[[ PASSAGE FOR REVIEW, beginning ]]
Metropolitan News-Enterprise


Tuesday, January 3, 2006


Page 3


Court: Jurors Must Unanimously Reject Insanity Defense to Convict


By DAVID WATSON, Staff Writer


A criminal defendant who claims insanity cannot be convicted if jurors disagree about whether he or she is sane, the Ninth U.S. Circuit Court of Appeals ruled Friday.

Judge Alex Kozinski, writing for a three-judge panel, said neither the U.S. Supreme Court nor, as far as the panel could tell, any other federal court had previously ruled on the issue of whether unanimity is required for a jury to reject an affirmative defense in a criminal prosecution.

“Although some members of the Supreme Court have expressed opposing views, none commanded a majority of the Court,” Kozinski commented.
[[ PASSAGE FOR REVIEW, end ]]
[[ RECORDS SUPPLIED, beginning ]]
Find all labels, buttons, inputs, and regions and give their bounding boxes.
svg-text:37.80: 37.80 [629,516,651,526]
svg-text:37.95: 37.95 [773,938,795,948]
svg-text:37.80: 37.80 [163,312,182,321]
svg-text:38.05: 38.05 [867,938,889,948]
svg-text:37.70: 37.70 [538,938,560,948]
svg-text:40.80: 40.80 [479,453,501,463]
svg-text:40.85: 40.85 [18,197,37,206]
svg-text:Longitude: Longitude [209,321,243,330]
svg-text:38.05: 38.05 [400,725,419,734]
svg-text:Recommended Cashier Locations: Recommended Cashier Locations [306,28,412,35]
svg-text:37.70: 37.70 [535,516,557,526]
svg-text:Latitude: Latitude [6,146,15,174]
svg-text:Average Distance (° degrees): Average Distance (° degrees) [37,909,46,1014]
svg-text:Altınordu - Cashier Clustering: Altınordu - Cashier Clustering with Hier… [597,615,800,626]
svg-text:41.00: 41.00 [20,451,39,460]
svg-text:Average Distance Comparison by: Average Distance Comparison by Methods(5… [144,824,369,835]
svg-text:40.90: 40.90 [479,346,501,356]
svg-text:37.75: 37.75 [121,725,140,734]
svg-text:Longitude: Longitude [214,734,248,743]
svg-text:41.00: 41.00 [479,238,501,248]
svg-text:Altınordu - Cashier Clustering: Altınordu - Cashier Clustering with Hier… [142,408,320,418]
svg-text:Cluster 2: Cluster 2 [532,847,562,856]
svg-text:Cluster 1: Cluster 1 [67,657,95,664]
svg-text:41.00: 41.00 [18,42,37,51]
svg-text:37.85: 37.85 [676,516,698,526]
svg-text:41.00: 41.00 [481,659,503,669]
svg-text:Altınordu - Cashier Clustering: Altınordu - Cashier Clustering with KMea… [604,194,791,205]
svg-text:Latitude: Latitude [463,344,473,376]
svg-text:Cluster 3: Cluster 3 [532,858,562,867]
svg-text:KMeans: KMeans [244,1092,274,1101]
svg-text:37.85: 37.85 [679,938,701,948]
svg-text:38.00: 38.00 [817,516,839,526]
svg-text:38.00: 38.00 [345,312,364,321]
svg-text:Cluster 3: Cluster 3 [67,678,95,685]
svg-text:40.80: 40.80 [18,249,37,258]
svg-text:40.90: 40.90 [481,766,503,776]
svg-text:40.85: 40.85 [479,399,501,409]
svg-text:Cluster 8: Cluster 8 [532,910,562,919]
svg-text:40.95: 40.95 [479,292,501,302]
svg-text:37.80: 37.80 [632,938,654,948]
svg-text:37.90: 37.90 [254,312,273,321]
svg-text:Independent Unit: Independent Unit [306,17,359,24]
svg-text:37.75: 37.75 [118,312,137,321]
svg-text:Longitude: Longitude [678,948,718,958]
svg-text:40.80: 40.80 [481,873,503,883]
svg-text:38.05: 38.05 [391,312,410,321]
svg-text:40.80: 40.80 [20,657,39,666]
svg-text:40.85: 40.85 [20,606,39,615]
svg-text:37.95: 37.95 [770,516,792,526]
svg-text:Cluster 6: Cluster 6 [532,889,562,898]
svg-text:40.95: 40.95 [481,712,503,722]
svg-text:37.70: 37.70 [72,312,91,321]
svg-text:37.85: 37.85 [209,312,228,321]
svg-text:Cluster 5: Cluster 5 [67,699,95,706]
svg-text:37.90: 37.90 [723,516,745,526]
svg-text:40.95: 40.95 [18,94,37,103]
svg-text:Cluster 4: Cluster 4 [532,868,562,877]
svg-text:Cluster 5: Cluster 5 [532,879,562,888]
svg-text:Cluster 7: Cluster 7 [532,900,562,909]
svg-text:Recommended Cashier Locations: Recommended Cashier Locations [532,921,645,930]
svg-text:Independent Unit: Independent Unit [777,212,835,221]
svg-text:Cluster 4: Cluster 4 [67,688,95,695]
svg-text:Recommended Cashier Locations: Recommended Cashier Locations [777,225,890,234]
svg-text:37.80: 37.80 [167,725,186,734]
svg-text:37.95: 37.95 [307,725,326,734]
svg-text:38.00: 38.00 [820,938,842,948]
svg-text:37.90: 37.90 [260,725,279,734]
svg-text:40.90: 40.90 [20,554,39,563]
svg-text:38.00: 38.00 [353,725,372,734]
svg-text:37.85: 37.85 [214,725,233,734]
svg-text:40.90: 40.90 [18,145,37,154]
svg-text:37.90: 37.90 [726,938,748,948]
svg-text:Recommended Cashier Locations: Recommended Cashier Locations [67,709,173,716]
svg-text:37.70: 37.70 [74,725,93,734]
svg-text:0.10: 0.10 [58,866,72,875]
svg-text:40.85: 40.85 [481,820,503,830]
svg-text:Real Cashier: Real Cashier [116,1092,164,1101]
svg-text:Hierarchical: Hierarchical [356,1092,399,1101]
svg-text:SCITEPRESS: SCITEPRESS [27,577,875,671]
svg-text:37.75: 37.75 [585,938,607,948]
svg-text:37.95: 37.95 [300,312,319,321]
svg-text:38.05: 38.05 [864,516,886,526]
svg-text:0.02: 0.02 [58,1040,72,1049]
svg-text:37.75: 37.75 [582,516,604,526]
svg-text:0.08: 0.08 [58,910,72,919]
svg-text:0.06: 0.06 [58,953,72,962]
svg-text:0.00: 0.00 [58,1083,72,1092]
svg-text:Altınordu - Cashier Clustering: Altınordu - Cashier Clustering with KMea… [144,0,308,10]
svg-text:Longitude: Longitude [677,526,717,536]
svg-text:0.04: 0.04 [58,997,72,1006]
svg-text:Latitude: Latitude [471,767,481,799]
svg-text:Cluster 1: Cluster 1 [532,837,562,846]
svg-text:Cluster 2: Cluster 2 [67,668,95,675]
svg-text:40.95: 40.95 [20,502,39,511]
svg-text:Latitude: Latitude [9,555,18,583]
[[ RECORDS SUPPLIED, end ]]
PARTS OF THE EXERCISE:
#1 Answer these questions about the news article on the insanity defense ruling, one answer per line:
(a) Which court issued the ruling?
(b) Who wrote for the three-judge panel?
(c) On what day of the week did the court rule?
#2 Extend the news article on the insanity defense ruling with a few more paragraphs, starting after its final quotation.

ANSWERS BY ITEM NUMBER:
#1
(a) The Ninth U.S. Circuit Court of Appeals
(b) Judge Alex Kozinski
(c) Friday

#2
He noted that in 1990 Justice Antonin Scalia, in a dissent joined by then-Chief Justice William H. Rehnquist and Justice Sandra Day O’Connor, said that a jury “that has considered but not unanimously found an affirmative defense must return a verdict of guilty.” But Justice Harry A. Blackmun’s concurring opinion in the case, McKoy v. North Carolina, 494 U.S. 433, chided the dissenters for presuming that where the elements of an offense have been proven, a jury’s failure to agree about an affirmative defense should result in a conviction.

“[O]ur cases do not say that, and it is not at all clear that a conviction, rather than a hung jury, would be the outcome,” Blackmun wrote.

Kozinksi said that state courts considering the question, as well as both state and federal courts discussing affirmative defenses in civil cases, have uniformly reached the conclusion that unanimity with regard to rejection of an affirmative defense is required.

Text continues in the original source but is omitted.